# Exercise details:
All records are to be retyped faithfully and completely.
------ Record excerpts ------
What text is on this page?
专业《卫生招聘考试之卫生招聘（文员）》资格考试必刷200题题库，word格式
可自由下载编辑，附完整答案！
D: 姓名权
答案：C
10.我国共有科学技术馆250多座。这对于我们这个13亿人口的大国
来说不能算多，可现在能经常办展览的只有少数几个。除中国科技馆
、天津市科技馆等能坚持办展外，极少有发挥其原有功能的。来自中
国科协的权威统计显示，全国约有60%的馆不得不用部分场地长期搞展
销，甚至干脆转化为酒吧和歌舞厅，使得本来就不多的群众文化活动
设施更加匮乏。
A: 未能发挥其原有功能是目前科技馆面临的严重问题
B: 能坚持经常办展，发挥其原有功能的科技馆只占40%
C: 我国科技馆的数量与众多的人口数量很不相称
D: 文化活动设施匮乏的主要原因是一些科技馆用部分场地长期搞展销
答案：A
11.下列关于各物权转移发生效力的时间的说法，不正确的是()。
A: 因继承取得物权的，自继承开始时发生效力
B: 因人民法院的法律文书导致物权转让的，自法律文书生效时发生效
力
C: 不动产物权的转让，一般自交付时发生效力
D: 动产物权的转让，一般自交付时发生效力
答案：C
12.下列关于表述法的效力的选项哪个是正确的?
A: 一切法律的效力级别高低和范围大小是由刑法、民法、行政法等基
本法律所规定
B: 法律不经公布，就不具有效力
------
# Result of this task:
What text is on this page?
专业《卫生招聘考试之卫生招聘（文员）》资格考试必刷200题题库，word格式
可自由下载编辑，附完整答案！
D: 姓名权
答案：C
10.我国共有科学技术馆250多座。这对于我们这个13亿人口的大国
来说不能算多，可现在能经常办展览的只有少数几个。除中国科技馆
、天津市科技馆等能坚持办展外，极少有发挥其原有功能的。来自中
国科协的权威统计显示，全国约有60%的馆不得不用部分场地长期搞展
销，甚至干脆转化为酒吧和歌舞厅，使得本来就不多的群众文化活动
设施更加匮乏。
A: 未能发挥其原有功能是目前科技馆面临的严重问题
B: 能坚持经常办展，发挥其原有功能的科技馆只占40%
C: 我国科技馆的数量与众多的人口数量很不相称
D: 文化活动设施匮乏的主要原因是一些科技馆用部分场地长期搞展销
答案：A
11.下列关于各物权转移发生效力的时间的说法，不正确的是()。
A: 因继承取得物权的，自继承开始时发生效力
B: 因人民法院的法律文书导致物权转让的，自法律文书生效时发生效
力
C: 不动产物权的转让，一般自交付时发生效力
D: 动产物权的转让，一般自交付时发生效力
答案：C
12.下列关于表述法的效力的选项哪个是正确的?
A: 一切法律的效力级别高低和范围大小是由刑法、民法、行政法等基
本法律所规定
B: 法律不经公布，就不具有效力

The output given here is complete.